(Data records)
## begin

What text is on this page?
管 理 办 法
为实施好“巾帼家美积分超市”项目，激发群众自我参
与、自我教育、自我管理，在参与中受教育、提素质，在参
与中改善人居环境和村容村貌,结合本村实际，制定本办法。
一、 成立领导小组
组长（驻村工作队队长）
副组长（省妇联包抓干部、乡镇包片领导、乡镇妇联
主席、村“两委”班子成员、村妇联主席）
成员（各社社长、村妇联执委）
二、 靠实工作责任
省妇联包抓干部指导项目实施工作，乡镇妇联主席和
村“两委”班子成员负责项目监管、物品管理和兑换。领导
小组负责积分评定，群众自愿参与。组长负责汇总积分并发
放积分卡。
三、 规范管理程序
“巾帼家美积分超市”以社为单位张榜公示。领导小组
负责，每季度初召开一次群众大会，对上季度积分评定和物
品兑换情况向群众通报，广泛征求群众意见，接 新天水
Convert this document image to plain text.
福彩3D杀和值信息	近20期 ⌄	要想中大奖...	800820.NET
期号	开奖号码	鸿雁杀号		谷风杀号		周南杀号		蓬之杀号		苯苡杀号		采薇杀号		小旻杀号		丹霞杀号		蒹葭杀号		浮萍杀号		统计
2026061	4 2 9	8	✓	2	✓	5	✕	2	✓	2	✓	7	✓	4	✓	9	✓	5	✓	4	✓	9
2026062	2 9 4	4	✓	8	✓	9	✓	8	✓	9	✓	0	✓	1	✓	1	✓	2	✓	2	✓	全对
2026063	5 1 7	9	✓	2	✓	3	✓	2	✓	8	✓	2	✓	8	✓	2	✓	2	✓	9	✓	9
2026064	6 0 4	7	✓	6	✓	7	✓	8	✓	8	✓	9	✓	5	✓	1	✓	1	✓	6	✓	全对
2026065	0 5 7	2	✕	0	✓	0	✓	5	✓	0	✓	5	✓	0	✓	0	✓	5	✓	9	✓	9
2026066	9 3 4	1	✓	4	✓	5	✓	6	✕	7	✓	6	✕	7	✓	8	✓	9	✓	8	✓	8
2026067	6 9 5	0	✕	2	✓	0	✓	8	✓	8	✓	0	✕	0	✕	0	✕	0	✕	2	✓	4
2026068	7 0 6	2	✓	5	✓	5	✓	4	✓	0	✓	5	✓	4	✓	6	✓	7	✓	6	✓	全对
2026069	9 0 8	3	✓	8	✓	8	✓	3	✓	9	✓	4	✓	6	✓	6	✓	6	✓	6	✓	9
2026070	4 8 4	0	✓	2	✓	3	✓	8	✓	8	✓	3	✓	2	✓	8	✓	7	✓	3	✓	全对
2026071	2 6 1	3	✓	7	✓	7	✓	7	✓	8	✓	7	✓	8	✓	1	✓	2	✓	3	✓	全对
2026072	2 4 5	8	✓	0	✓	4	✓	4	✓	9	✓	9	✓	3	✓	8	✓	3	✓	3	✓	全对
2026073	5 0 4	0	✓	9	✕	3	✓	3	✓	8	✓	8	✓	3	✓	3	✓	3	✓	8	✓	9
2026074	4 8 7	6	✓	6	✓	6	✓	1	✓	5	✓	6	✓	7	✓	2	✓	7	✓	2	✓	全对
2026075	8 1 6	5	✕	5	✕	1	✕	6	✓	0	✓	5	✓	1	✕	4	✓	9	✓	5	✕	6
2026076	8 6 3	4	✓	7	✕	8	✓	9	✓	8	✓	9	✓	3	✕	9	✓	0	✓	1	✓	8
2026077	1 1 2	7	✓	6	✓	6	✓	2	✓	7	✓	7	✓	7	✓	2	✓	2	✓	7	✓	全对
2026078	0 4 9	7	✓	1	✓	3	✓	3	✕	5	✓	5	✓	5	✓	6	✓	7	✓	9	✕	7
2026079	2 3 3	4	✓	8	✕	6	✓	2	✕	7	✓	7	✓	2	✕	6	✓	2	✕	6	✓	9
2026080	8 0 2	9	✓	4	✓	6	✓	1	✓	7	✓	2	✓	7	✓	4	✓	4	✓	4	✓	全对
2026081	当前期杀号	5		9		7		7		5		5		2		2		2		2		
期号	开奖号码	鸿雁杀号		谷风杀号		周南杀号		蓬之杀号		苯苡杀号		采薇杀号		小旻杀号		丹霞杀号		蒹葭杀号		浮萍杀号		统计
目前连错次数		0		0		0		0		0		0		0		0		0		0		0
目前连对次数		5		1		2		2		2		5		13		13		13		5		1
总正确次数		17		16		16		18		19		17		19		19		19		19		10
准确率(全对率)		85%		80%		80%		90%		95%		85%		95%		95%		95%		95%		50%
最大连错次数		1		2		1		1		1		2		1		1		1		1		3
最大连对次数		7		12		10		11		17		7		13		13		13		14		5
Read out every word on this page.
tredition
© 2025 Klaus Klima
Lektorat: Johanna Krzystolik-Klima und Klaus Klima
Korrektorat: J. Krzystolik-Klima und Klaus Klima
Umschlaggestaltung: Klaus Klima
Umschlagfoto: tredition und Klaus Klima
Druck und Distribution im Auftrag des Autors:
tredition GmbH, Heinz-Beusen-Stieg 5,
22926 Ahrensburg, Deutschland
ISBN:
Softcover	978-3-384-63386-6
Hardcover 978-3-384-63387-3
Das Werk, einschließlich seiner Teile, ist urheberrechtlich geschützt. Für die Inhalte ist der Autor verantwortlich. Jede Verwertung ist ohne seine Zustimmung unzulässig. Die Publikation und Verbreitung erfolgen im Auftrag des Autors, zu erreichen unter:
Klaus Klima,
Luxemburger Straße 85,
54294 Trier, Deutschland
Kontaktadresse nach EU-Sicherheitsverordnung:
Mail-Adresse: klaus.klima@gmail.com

## end

*AIM OF THE EXERCISE*: Extract the listing in its entirety and repeat it exactly.

*TASK ANSWER*:
What text is on this page?
管 理 办 法
为实施好“巾帼家美积分超市”项目，激发群众自我参
与、自我教育、自我管理，在参与中受教育、提素质，在参
与中改善人居环境和村容村貌,结合本村实际，制定本办法。
一、 成立领导小组
组长（驻村工作队队长）
副组长（省妇联包抓干部、乡镇包片领导、乡镇妇联
主席、村“两委”班子成员、村妇联主席）
成员（各社社长、村妇联执委）
二、 靠实工作责任
省妇联包抓干部指导项目实施工作，乡镇妇联主席和
村“两委”班子成员负责项目监管、物品管理和兑换。领导
小组负责积分评定，群众自愿参与。组长负责汇总积分并发
放积分卡。
三、 规范管理程序
“巾帼家美积分超市”以社为单位张榜公示。领导小组
负责，每季度初召开一次群众大会，对上季度积分评定和物
品兑换情况向群众通报，广泛征求群众意见，接 新天水
Convert this document image to plain text.
福彩3D杀和值信息	近20期 ⌄	要想中大奖...	800820.NET
期号	开奖号码	鸿雁杀号		谷风杀号		周南杀号		蓬之杀号		苯苡杀号		采薇杀号		小旻杀号		丹霞杀号		蒹葭杀号		浮萍杀号		统计
2026061	4 2 9	8	✓	2	✓	5	✕	2	✓	2	✓	7	✓	4	✓	9	✓	5	✓	4	✓	9
2026062	2 9 4	4	✓	8	✓	9	✓	8	✓	9	✓	0	✓	1	✓	1	✓	2	✓	2	✓	全对
2026063	5 1 7	9	✓	2	✓	3	✓	2	✓	8	✓	2	✓	8	✓	2	✓	2	✓	9	✓	9
2026064	6 0 4	7	✓	6	✓	7	✓	8	✓	8	✓	9	✓	5	✓	1	✓	1	✓	6	✓	全对
2026065	0 5 7	2	✕	0	✓	0	✓	5	✓	0	✓	5	✓	0	✓	0	✓	5	✓	9	✓	9
2026066	9 3 4	1	✓	4	✓	5	✓	6	✕	7	✓	6	✕	7	✓	8	✓	9	✓	8	✓	8
2026067	6 9 5	0	✕	2	✓	0	✓	8	✓	8	✓	0	✕	0	✕	0	✕	0	✕	2	✓	4
2026068	7 0 6	2	✓	5	✓	5	✓	4	✓	0	✓	5	✓	4	✓	6	✓	7	✓	6	✓	全对
2026069	9 0 8	3	✓	8	✓	8	✓	3	✓	9	✓	4	✓	6	✓	6	✓	6	✓	6	✓	9
2026070	4 8 4	0	✓	2	✓	3	✓	8	✓	8	✓	3	✓	2	✓	8	✓	7	✓	3	✓	全对
2026071	2 6 1	3	✓	7	✓	7	✓	7	✓	8	✓	7	✓	8	✓	1	✓	2	✓	3	✓	全对
2026072	2 4 5	8	✓	0	✓	4	✓	4	✓	9	✓	9	✓	3	✓	8	✓	3	✓	3	✓	全对
2026073	5 0 4	0	✓	9	✕	3	✓	3	✓	8	✓	8	✓	3	✓	3	✓	3	✓	8	✓	9
2026074	4 8 7	6	✓	6	✓	6	✓	1	✓	5	✓	6	✓	7	✓	2	✓	7	✓	2	✓	全对
2026075	8 1 6	5	✕	5	✕	1	✕	6	✓	0	✓	5	✓	1	✕	4	✓	9	✓	5	✕	6
2026076	8 6 3	4	✓	7	✕	8	✓	9	✓	8	✓	9	✓	3	✕	9	✓	0	✓	1	✓	8
2026077	1 1 2	7	✓	6	✓	6	✓	2	✓	7	✓	7	✓	7	✓	2	✓	2	✓	7	✓	全对
2026078	0 4 9	7	✓	1	✓	3	✓	3	✕	5	✓	5	✓	5	✓	6	✓	7	✓	9	✕	7
2026079	2 3 3	4	✓	8	✕	6	✓	2	✕	7	✓	7	✓	2	✕	6	✓	2	✕	6	✓	9
2026080	8 0 2	9	✓	4	✓	6	✓	1	✓	7	✓	2	✓	7	✓	4	✓	4	✓	4	✓	全对
2026081	当前期杀号	5		9		7		7		5		5		2		2		2		2		
期号	开奖号码	鸿雁杀号		谷风杀号		周南杀号		蓬之杀号		苯苡杀号		采薇杀号		小旻杀号		丹霞杀号		蒹葭杀号		浮萍杀号		统计
目前连错次数		0		0		0		0		0		0		0		0		0		0		0
目前连对次数		5		1		2		2		2		5		13		13		13		5		1
总正确次数		17		16		16		18		19		17		19		19		19		19		10
准确率(全对率)		85%		80%		80%		90%		95%		85%		95%		95%		95%		95%		50%
最大连错次数		1		2		1		1		1		2		1		1		1		1		3
最大连对次数		7		12		10		11		17		7		13		13		13		14		5
Read out every word on this page.
tredition
© 2025 Klaus Klima
Lektorat: Johanna Krzystolik-Klima und Klaus Klima
Korrektorat: J. Krzystolik-Klima und Klaus Klima
Umschlaggestaltung: Klaus Klima
Umschlagfoto: tredition und Klaus Klima
Druck und Distribution im Auftrag des Autors:
tredition GmbH, Heinz-Beusen-Stieg 5,
22926 Ahrensburg, Deutschland
ISBN:
Softcover	978-3-384-63386-6
Hardcover 978-3-384-63387-3
Das Werk, einschließlich seiner Teile, ist urheberrechtlich geschützt. Für die Inhalte ist der Autor verantwortlich. Jede Verwertung ist ohne seine Zustimmung unzulässig. Die Publikation und Verbreitung erfolgen im Auftrag des Autors, zu erreichen unter:
Klaus Klima,
Luxemburger Straße 85,
54294 Trier, Deutschland
Kontaktadresse nach EU-Sicherheitsverordnung:
Mail-Adresse: klaus.klima@gmail.com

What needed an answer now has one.